## Requirements
Transcribe precisely those lines of the listing that fall between the line containing "What data populates" and the last line, inclusive of both.

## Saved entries
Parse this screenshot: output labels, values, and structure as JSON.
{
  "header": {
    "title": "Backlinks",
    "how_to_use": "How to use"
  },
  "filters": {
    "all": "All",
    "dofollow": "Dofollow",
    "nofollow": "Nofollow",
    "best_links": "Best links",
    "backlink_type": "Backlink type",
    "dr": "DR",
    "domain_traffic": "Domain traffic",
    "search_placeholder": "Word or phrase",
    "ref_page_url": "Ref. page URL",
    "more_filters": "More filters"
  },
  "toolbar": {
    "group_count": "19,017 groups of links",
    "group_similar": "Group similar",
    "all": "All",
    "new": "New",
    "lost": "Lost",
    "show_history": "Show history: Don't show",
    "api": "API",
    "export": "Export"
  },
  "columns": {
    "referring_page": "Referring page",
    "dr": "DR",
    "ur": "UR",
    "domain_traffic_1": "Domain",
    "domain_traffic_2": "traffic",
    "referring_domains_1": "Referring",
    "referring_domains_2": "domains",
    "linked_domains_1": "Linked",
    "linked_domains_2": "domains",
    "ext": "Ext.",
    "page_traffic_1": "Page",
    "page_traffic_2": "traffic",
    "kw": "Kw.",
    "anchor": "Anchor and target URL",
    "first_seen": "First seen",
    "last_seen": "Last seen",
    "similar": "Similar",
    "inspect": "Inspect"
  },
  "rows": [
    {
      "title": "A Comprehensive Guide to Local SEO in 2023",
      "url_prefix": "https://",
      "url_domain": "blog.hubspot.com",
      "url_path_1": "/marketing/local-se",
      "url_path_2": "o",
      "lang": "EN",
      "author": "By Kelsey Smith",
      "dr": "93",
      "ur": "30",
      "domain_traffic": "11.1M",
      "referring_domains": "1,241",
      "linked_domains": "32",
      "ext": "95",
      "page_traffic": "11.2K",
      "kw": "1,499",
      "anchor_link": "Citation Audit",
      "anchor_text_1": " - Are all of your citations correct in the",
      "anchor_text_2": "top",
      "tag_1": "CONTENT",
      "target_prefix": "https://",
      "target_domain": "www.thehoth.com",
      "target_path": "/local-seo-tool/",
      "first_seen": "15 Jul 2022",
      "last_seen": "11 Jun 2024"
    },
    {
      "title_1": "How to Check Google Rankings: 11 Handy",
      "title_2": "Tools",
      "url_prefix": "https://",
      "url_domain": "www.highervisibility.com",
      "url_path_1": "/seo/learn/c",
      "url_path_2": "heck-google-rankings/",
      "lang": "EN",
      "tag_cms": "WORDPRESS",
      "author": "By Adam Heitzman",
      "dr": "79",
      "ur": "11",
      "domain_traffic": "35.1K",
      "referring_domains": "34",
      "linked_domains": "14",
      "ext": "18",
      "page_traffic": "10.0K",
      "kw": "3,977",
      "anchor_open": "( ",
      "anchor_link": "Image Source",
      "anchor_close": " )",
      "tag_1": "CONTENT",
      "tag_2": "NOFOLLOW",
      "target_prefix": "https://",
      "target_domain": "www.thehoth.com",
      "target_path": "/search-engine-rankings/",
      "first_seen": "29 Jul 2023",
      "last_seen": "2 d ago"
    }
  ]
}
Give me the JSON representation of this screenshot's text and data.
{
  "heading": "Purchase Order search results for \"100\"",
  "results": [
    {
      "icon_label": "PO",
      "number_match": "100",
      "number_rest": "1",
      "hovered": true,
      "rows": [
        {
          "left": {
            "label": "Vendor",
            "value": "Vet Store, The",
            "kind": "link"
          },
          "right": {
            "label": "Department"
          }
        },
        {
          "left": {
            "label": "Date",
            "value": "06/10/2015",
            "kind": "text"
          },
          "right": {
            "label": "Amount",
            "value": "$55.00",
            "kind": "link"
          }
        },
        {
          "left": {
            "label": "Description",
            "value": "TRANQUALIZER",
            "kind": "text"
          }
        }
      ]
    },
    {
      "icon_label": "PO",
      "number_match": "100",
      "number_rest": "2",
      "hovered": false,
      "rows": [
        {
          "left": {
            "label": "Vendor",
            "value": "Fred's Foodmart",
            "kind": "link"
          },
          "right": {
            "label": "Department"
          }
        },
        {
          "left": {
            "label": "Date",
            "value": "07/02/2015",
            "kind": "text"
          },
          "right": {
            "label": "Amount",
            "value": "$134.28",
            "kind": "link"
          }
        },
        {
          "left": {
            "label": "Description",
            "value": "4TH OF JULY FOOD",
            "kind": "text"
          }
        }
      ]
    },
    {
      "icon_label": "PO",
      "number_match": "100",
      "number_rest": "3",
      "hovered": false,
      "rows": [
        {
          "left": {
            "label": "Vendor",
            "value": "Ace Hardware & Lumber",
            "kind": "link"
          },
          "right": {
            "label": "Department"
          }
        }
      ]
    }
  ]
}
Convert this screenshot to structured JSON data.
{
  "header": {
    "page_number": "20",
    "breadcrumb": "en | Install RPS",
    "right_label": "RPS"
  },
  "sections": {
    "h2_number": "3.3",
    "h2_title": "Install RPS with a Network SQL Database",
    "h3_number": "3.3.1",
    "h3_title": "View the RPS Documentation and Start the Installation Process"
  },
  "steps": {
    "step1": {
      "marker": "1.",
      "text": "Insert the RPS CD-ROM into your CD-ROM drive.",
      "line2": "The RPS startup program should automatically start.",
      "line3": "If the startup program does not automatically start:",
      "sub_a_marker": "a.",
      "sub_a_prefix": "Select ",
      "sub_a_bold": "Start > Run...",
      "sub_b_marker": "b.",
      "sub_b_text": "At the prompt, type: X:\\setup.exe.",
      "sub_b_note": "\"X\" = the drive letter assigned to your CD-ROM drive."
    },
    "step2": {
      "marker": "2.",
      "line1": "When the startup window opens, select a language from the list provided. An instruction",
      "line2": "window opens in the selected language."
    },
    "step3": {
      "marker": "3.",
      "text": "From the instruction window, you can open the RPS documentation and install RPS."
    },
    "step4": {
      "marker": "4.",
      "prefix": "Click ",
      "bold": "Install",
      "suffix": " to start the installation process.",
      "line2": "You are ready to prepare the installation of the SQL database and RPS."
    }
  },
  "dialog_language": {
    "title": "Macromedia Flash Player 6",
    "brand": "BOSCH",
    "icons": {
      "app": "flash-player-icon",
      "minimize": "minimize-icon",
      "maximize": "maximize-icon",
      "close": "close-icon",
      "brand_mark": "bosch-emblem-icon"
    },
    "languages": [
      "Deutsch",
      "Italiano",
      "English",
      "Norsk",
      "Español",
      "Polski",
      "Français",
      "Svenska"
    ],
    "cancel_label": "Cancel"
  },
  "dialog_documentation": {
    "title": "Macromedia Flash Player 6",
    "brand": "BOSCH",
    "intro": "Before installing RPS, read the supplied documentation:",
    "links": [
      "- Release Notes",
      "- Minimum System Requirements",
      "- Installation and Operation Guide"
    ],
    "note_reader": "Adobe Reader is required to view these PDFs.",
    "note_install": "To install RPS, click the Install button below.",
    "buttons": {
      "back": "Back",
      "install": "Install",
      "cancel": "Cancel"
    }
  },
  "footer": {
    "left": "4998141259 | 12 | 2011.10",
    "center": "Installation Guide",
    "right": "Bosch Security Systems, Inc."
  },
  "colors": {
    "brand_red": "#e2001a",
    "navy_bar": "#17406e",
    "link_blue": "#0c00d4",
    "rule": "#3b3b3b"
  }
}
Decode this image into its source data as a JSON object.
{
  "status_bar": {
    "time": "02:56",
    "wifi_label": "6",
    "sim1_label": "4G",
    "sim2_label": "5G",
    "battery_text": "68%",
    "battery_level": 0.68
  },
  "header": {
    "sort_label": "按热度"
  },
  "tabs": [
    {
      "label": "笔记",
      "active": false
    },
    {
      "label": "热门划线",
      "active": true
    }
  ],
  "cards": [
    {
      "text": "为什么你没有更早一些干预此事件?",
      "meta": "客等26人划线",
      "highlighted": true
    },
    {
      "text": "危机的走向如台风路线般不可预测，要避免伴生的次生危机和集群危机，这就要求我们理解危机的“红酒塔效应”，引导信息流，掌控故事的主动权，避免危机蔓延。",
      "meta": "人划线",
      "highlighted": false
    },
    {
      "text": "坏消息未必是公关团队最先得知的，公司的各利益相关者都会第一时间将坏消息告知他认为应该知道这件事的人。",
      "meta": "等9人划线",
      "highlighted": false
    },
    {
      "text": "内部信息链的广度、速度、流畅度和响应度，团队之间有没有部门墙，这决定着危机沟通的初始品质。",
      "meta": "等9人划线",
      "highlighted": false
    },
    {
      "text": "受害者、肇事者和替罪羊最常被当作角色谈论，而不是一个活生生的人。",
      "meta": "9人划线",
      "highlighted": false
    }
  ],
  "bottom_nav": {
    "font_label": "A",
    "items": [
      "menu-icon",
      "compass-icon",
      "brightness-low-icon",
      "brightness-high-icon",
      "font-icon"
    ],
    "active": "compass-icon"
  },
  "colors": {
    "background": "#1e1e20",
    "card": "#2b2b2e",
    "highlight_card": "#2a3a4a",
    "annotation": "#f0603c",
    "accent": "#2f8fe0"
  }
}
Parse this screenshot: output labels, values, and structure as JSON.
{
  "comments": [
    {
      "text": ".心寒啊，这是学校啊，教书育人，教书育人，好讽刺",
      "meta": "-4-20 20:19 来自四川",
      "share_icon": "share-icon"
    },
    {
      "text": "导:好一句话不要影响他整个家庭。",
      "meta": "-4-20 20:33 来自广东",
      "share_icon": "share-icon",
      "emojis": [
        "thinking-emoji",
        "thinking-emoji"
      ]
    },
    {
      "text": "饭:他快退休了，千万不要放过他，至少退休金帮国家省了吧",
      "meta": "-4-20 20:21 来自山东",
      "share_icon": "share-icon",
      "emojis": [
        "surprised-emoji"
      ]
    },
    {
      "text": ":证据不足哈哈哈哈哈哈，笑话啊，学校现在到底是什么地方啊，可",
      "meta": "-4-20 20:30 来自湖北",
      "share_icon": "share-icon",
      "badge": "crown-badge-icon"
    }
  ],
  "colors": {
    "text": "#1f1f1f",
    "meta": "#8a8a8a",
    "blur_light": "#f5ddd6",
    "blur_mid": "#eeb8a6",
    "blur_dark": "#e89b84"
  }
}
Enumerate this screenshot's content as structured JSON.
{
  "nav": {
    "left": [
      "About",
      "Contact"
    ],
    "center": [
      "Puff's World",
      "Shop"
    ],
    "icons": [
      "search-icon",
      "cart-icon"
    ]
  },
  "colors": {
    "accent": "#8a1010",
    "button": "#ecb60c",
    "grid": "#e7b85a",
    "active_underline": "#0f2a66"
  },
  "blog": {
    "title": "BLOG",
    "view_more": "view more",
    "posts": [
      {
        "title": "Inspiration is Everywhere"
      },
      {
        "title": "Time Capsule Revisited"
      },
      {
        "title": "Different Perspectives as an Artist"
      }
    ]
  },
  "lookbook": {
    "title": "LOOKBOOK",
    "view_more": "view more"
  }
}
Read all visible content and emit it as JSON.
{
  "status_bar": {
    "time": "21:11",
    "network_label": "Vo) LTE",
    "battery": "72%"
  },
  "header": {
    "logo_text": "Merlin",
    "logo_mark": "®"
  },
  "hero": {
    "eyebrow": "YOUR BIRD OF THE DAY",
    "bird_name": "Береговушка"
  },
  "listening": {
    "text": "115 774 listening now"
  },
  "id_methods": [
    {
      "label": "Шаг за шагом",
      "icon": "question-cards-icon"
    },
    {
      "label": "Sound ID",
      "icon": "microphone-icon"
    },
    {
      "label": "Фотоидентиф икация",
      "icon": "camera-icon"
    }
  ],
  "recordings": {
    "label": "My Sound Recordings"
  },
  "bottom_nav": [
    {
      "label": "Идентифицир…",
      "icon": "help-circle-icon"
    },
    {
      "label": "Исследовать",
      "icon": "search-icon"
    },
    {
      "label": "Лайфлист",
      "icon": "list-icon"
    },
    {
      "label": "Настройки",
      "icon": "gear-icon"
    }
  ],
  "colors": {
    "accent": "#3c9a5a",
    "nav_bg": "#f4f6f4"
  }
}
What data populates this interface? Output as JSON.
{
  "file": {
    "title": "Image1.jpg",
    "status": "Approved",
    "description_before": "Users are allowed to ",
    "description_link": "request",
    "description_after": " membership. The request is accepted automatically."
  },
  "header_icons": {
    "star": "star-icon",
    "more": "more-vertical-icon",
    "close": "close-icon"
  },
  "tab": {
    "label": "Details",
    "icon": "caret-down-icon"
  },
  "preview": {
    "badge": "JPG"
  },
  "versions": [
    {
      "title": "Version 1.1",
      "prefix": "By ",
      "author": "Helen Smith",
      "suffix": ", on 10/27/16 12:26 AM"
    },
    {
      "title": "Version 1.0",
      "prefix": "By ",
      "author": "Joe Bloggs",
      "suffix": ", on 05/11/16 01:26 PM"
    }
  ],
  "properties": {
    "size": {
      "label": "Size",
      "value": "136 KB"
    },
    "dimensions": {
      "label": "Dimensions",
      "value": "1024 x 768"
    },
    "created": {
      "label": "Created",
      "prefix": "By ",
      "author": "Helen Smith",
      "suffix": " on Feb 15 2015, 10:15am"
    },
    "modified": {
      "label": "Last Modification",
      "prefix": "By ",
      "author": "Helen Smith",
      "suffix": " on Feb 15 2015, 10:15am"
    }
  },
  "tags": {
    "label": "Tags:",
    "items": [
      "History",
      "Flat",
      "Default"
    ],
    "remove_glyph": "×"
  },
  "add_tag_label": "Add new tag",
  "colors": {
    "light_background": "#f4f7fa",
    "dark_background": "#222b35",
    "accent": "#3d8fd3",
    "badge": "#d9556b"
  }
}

## Answer below
What data populates this interface? Output as JSON.
{
  "file": {
    "title": "Image1.jpg",
    "status": "Approved",
    "description_before": "Users are allowed to ",
    "description_link": "request",
    "description_after": " membership. The request is accepted automatically."
  },
  "header_icons": {
    "star": "star-icon",
    "more": "more-vertical-icon",
    "close": "close-icon"
  },
  "tab": {
    "label": "Details",
    "icon": "caret-down-icon"
  },
  "preview": {
    "badge": "JPG"
  },
  "versions": [
    {
      "title": "Version 1.1",
      "prefix": "By ",
      "author": "Helen Smith",
      "suffix": ", on 10/27/16 12:26 AM"
    },
    {
      "title": "Version 1.0",
      "prefix": "By ",
      "author": "Joe Bloggs",
      "suffix": ", on 05/11/16 01:26 PM"
    }
  ],
  "properties": {
    "size": {
      "label": "Size",
      "value": "136 KB"
    },
    "dimensions": {
      "label": "Dimensions",
      "value": "1024 x 768"
    },
    "created": {
      "label": "Created",
      "prefix": "By ",
      "author": "Helen Smith",
      "suffix": " on Feb 15 2015, 10:15am"
    },
    "modified": {
      "label": "Last Modification",
      "prefix": "By ",
      "author": "Helen Smith",
      "suffix": " on Feb 15 2015, 10:15am"
    }
  },
  "tags": {
    "label": "Tags:",
    "items": [
      "History",
      "Flat",
      "Default"
    ],
    "remove_glyph": "×"
  },
  "add_tag_label": "Add new tag",
  "colors": {
    "light_background": "#f4f7fa",
    "dark_background": "#222b35",
    "accent": "#3d8fd3",
    "badge": "#d9556b"
  }
}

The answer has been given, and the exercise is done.